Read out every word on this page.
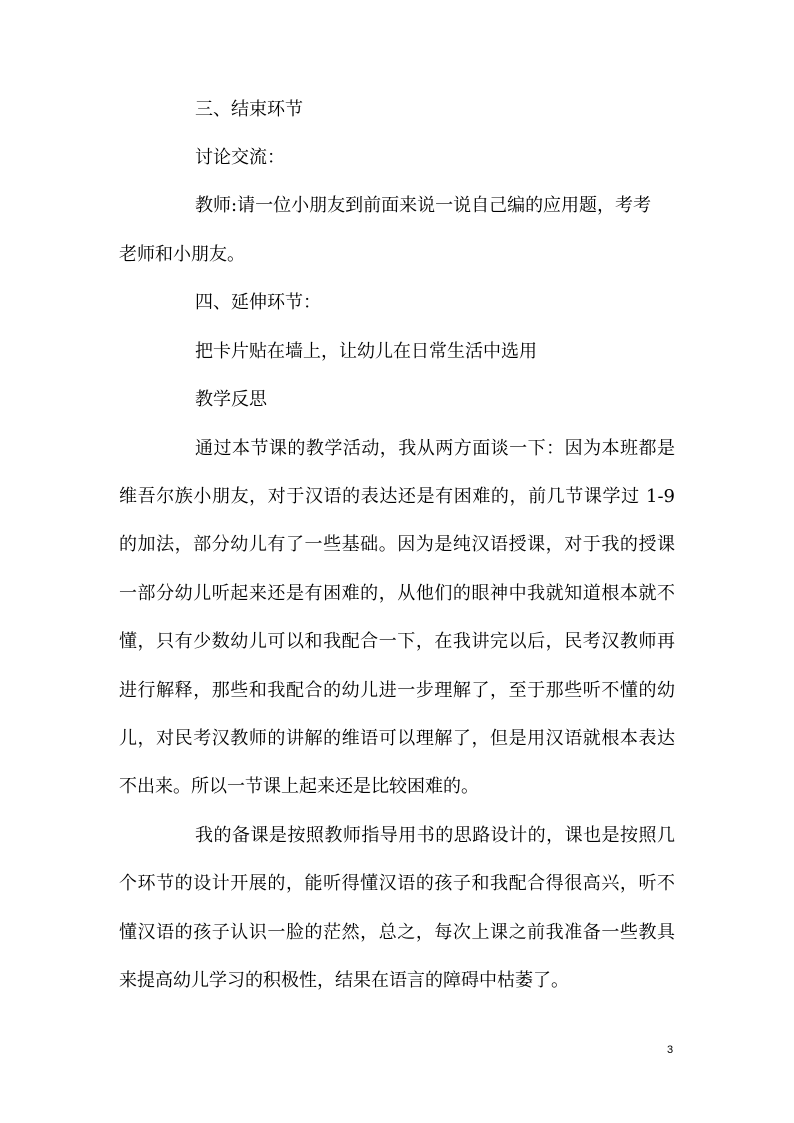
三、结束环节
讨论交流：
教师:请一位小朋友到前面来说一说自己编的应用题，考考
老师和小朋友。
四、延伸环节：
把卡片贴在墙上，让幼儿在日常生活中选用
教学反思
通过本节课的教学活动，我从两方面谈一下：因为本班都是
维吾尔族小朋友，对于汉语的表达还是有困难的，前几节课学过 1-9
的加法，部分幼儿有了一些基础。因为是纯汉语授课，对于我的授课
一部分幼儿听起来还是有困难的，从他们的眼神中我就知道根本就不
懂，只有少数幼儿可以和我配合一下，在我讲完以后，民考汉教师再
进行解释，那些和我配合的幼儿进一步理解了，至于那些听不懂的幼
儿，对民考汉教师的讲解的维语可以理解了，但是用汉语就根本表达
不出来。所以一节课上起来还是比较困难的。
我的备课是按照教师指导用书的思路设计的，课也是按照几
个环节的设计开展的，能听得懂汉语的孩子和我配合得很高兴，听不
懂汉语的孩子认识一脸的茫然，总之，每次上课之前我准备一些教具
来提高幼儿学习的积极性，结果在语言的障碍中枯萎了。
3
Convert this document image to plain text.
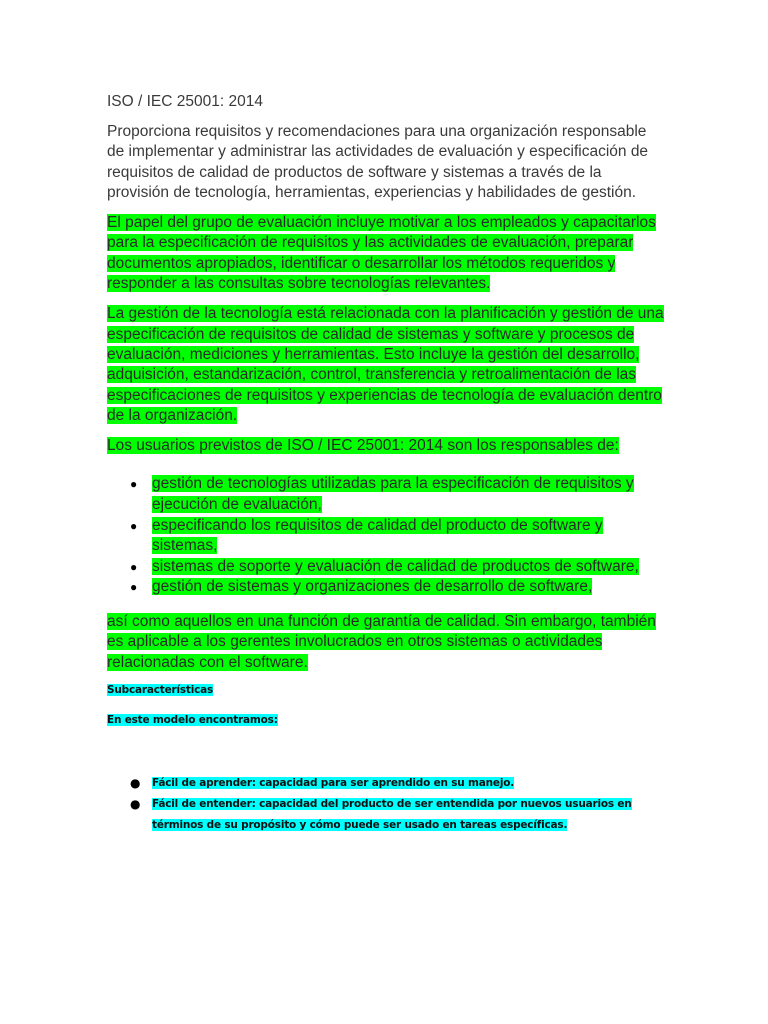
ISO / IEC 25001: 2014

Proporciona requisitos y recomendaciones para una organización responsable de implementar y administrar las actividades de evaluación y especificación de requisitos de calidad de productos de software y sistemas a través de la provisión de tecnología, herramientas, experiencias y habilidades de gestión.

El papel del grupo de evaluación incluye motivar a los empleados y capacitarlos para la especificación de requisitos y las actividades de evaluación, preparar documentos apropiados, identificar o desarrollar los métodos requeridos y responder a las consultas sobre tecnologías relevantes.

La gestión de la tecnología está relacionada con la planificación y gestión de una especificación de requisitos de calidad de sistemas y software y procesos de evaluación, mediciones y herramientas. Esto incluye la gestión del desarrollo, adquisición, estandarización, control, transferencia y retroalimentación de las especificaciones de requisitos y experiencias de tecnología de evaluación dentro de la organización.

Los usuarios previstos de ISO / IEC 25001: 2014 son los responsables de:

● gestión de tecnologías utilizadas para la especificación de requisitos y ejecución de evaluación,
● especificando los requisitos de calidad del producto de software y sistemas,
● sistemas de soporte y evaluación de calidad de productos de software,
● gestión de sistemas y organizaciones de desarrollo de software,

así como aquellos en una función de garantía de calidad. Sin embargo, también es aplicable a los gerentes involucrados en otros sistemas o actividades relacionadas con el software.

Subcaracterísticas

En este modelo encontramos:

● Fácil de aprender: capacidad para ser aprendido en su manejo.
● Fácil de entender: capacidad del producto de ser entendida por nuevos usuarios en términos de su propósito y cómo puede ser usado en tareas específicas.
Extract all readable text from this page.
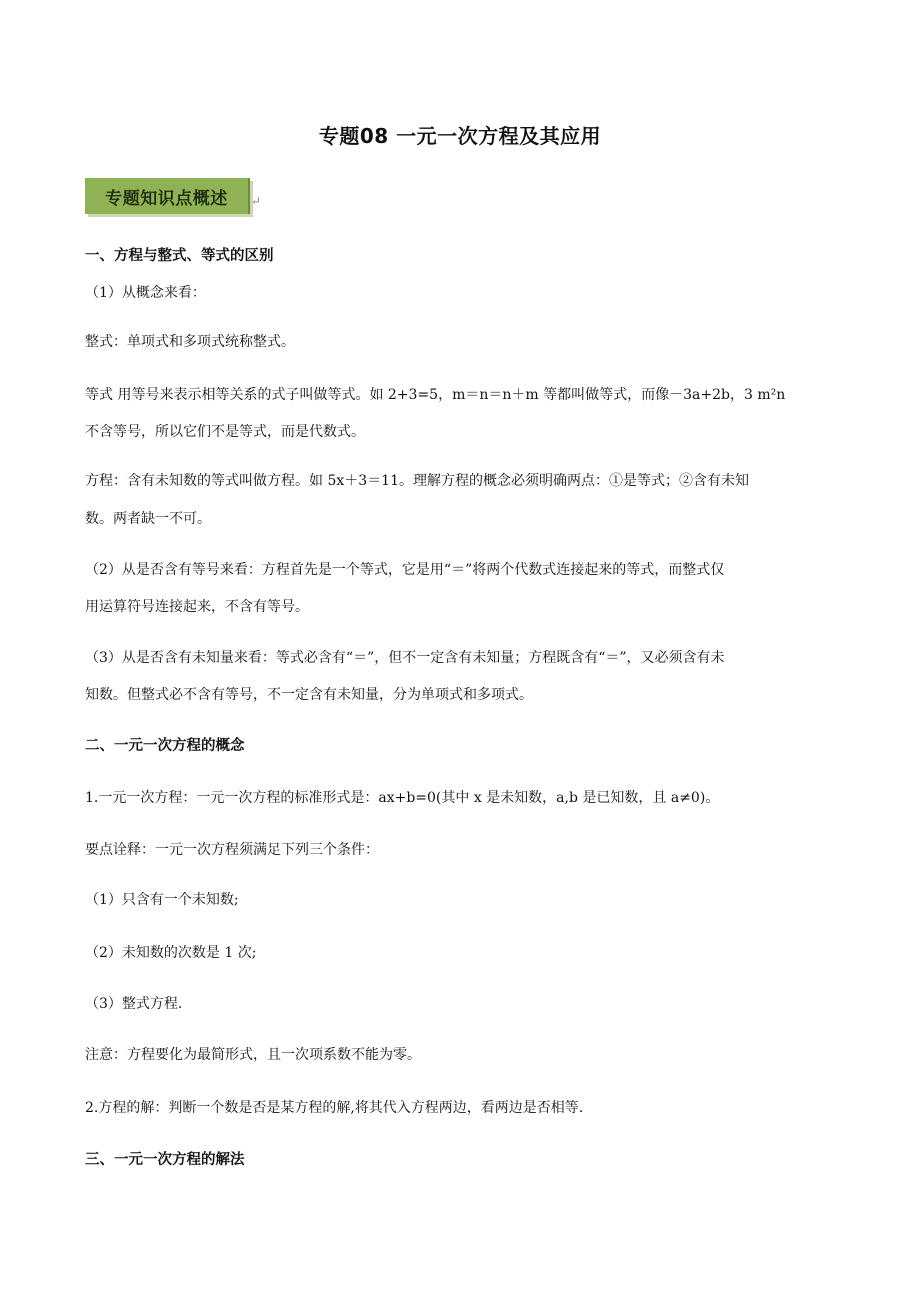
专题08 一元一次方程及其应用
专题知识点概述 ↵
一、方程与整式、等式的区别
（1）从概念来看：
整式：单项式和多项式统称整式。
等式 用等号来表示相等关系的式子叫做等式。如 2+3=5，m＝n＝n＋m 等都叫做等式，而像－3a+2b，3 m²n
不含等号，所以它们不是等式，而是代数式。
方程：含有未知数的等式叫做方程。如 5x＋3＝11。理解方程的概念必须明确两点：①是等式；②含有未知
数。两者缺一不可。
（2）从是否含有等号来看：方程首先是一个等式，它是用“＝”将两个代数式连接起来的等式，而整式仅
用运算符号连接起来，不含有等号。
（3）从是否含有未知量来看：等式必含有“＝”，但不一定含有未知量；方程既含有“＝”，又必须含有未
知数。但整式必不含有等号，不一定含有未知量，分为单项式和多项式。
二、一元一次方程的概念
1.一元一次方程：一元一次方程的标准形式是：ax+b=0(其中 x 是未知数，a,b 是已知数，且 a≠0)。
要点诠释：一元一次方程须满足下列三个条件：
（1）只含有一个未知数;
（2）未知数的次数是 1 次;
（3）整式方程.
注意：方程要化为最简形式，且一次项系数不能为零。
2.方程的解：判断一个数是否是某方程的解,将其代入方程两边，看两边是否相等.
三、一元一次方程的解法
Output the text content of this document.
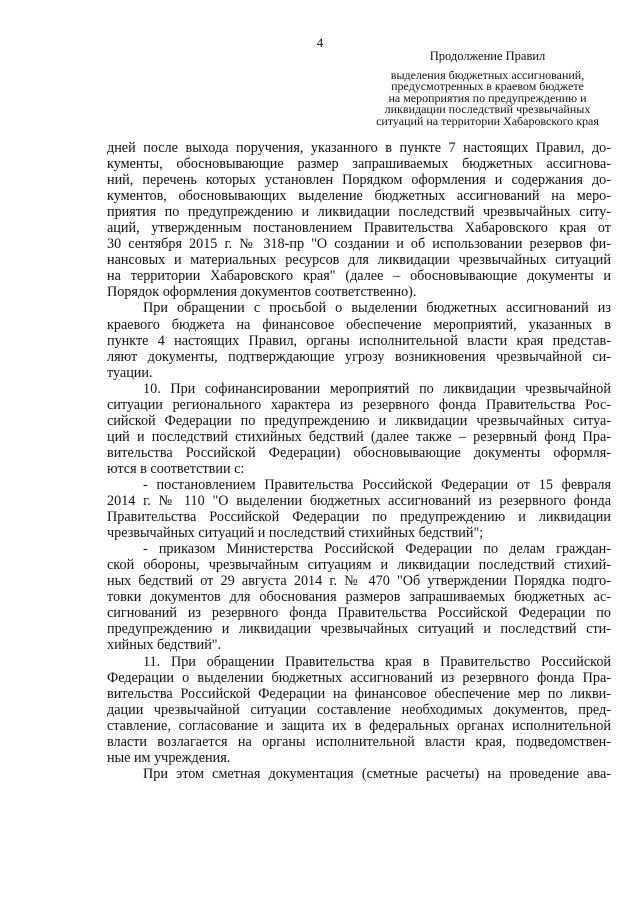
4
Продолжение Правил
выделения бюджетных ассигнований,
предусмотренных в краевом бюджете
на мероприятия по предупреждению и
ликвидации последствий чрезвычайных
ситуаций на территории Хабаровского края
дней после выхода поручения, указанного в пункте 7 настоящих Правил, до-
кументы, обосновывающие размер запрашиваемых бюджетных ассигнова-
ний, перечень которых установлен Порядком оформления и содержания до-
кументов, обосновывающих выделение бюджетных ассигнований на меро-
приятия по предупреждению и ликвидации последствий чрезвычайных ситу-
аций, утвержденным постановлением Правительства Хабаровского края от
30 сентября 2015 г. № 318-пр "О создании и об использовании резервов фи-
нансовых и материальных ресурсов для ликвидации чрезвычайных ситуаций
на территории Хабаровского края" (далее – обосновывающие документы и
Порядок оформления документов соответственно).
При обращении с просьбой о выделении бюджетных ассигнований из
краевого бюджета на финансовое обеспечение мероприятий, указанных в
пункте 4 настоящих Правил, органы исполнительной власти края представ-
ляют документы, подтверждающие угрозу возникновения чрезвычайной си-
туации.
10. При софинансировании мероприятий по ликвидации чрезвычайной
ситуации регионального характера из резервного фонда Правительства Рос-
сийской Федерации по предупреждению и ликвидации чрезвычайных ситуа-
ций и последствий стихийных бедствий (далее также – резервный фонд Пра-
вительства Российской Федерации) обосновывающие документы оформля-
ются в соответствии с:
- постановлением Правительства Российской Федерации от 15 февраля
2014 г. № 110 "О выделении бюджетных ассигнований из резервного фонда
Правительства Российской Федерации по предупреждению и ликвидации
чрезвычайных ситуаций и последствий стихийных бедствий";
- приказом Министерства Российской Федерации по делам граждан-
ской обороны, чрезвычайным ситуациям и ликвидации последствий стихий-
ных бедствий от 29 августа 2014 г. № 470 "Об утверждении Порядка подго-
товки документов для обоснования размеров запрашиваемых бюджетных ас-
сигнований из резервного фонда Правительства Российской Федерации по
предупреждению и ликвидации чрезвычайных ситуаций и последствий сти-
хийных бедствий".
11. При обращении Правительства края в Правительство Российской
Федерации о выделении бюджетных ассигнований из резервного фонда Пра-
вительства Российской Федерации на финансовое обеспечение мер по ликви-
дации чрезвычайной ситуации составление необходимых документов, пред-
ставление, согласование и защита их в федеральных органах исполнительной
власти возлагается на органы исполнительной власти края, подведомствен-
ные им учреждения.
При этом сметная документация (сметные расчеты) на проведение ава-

══════

◆ Problem details: List every line from the entries above in which "резервного" appears.

◆ The solution:
ситуации регионального характера из резервного фонда Правительства Рос-
2014 г. № 110 "О выделении бюджетных ассигнований из резервного фонда
сигнований из резервного фонда Правительства Российской Федерации по
Федерации о выделении бюджетных ассигнований из резервного фонда Пра-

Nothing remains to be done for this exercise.